■ **Recorded data**
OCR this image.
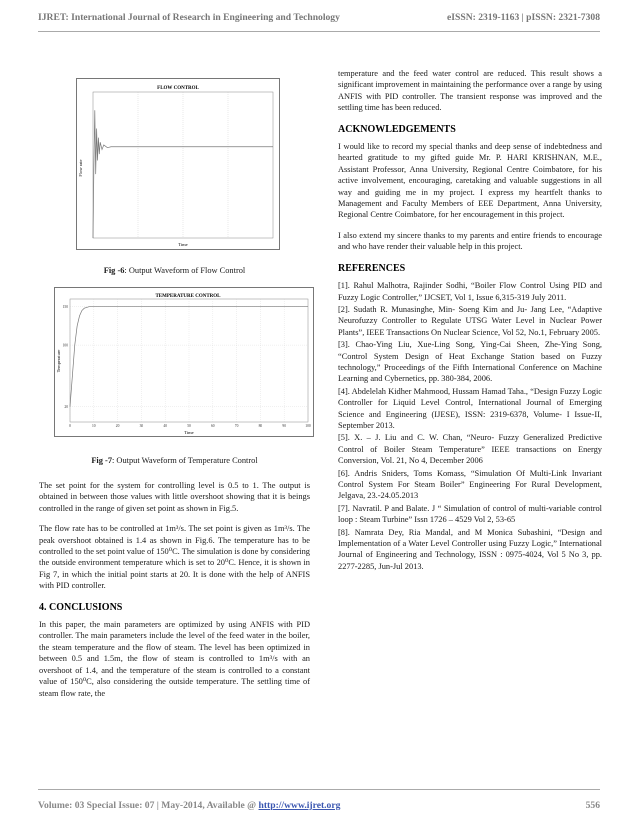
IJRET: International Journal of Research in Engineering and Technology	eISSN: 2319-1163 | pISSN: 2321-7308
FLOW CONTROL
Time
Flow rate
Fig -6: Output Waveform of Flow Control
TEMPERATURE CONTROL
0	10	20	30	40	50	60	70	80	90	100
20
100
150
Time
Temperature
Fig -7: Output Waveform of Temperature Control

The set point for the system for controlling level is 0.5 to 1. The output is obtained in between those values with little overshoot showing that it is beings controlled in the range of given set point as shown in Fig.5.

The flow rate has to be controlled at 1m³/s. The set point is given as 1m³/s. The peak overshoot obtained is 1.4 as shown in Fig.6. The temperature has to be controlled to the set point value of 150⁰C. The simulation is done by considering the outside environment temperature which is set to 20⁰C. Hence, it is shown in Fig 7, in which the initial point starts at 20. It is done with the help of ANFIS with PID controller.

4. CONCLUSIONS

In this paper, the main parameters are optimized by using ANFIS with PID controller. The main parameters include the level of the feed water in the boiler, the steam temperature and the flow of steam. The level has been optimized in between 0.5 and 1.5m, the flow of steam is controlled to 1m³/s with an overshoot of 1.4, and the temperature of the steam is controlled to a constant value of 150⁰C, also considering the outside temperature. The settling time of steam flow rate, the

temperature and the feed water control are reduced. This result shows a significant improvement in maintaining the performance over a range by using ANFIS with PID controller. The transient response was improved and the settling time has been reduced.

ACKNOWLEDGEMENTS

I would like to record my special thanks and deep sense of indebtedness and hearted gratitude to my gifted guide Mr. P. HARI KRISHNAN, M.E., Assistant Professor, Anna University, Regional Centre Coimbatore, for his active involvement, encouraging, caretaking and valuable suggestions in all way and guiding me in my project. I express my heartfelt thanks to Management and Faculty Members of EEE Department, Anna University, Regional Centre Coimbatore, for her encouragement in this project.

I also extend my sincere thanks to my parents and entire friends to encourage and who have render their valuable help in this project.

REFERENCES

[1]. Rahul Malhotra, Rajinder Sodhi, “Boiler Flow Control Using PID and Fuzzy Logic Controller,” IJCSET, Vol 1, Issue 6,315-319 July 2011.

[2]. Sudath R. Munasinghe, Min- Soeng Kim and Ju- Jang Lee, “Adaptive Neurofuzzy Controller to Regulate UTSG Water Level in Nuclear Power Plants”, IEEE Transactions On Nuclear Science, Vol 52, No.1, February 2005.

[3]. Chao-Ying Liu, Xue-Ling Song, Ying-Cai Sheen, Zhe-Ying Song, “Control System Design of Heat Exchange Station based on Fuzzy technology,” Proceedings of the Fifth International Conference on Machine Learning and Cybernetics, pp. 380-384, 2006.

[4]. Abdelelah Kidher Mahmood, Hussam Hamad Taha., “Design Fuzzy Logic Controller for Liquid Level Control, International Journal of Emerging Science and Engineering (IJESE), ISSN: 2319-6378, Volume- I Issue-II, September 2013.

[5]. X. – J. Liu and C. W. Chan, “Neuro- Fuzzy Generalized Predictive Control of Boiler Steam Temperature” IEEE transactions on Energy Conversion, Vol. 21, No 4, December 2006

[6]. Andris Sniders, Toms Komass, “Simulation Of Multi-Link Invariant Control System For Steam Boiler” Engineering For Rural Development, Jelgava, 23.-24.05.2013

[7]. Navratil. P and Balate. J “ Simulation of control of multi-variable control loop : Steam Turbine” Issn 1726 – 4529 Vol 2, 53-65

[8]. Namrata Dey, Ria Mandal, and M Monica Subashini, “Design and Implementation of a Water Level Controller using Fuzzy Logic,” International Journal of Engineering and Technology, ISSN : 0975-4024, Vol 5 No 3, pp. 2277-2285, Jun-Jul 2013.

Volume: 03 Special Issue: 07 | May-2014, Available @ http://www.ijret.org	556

■ **Do this**
Look for the word "Waveform" and return every line where it occurs.

■ **Answer below**
Fig -6: Output Waveform of Flow Control
Fig -7: Output Waveform of Temperature Control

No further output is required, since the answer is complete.